[Collected data entries]
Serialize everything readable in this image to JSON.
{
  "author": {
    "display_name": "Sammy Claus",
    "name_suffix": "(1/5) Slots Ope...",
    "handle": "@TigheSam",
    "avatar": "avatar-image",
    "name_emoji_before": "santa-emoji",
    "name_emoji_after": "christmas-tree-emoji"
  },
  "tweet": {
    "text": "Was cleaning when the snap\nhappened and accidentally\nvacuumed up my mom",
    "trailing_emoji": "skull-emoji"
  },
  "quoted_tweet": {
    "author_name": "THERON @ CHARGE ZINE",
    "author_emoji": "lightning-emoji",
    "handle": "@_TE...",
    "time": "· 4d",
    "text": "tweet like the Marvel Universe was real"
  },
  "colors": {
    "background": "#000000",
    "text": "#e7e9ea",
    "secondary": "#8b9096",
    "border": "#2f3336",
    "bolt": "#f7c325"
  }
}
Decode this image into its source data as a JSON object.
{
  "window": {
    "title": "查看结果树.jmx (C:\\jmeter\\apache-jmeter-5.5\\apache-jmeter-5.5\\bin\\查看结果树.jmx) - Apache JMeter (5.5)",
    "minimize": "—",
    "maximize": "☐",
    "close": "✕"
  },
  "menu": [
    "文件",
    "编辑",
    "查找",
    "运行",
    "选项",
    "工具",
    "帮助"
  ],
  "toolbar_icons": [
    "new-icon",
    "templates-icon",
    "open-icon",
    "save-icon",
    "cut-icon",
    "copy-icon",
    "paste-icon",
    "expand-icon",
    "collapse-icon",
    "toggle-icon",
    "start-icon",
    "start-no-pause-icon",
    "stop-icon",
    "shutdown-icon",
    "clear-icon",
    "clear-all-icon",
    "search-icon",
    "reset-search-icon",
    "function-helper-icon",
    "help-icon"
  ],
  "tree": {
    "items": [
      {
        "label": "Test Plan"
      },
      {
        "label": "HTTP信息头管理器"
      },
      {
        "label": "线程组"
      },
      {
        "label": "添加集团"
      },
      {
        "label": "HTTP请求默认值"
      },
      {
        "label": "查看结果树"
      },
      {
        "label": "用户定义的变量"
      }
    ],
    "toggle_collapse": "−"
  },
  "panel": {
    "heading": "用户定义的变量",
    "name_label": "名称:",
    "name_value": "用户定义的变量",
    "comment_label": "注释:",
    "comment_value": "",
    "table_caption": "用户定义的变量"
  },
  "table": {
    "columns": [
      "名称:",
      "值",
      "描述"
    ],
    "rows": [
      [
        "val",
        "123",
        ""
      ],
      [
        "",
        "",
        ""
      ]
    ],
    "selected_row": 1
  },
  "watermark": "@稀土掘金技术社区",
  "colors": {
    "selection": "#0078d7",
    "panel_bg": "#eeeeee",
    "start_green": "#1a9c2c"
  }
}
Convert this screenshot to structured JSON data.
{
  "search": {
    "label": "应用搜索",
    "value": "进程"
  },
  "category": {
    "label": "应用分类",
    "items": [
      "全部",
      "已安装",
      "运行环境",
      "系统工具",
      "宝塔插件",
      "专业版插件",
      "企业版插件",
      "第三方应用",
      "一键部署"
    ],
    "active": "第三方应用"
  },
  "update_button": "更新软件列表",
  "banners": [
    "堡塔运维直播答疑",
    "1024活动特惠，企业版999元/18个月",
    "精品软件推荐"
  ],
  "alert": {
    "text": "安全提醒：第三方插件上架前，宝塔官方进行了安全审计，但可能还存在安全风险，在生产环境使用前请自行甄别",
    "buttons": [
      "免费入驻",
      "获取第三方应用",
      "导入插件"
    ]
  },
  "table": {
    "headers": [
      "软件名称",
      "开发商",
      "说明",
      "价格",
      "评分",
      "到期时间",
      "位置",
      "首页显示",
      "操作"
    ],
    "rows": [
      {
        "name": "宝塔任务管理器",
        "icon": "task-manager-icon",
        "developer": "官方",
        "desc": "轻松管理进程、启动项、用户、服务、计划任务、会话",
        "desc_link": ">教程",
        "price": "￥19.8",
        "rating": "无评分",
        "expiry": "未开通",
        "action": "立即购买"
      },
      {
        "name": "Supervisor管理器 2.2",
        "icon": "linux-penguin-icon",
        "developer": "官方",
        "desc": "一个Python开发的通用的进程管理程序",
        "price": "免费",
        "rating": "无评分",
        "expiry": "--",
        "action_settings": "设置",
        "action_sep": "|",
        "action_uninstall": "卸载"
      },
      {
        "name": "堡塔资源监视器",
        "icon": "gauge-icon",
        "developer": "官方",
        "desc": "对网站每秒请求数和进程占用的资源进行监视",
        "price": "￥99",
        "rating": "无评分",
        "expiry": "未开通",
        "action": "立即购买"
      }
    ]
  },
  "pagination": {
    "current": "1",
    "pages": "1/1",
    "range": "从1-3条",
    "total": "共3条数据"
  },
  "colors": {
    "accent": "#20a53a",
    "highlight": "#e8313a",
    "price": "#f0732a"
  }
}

---

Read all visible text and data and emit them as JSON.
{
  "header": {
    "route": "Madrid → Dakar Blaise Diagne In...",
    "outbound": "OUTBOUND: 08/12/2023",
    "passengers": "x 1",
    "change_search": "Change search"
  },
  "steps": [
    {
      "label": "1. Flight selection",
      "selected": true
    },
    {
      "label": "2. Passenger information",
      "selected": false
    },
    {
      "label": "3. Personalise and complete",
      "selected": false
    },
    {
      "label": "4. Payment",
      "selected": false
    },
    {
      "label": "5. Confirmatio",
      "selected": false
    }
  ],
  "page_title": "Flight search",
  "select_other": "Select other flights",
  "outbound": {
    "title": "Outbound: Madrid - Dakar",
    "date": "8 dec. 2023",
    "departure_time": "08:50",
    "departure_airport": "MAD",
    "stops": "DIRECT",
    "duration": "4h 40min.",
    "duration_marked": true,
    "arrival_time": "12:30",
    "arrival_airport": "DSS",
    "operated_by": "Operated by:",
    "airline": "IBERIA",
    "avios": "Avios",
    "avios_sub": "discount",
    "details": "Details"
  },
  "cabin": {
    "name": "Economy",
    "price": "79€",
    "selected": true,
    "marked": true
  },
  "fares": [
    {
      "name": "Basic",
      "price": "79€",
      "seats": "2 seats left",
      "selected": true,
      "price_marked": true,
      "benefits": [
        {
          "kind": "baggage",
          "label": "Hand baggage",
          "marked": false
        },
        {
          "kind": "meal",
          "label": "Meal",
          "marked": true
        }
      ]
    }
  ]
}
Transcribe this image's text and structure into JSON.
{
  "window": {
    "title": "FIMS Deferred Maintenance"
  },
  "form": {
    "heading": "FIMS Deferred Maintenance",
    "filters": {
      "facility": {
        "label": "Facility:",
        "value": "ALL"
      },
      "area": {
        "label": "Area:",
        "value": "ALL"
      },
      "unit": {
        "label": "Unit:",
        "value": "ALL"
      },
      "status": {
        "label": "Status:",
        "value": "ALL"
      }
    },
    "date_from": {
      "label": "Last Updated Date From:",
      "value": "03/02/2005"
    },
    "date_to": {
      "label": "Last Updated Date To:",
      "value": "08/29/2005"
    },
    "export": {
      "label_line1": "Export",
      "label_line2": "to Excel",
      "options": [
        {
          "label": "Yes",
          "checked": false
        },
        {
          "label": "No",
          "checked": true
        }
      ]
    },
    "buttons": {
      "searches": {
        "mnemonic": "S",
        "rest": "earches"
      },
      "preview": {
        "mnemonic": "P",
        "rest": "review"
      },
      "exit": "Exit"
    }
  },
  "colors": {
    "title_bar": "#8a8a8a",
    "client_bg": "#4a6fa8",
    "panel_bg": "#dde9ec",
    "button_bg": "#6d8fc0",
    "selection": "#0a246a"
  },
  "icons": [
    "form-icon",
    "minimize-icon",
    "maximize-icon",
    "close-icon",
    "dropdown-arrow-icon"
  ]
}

◆ **Exercise aim**
Pull out every line holding "true" from the records above, and copy it.

◆ **Full solution**
      "selected": true
    "duration_marked": true,
    "selected": true,
    "marked": true
      "selected": true,
      "price_marked": true,
          "marked": true
          "checked": true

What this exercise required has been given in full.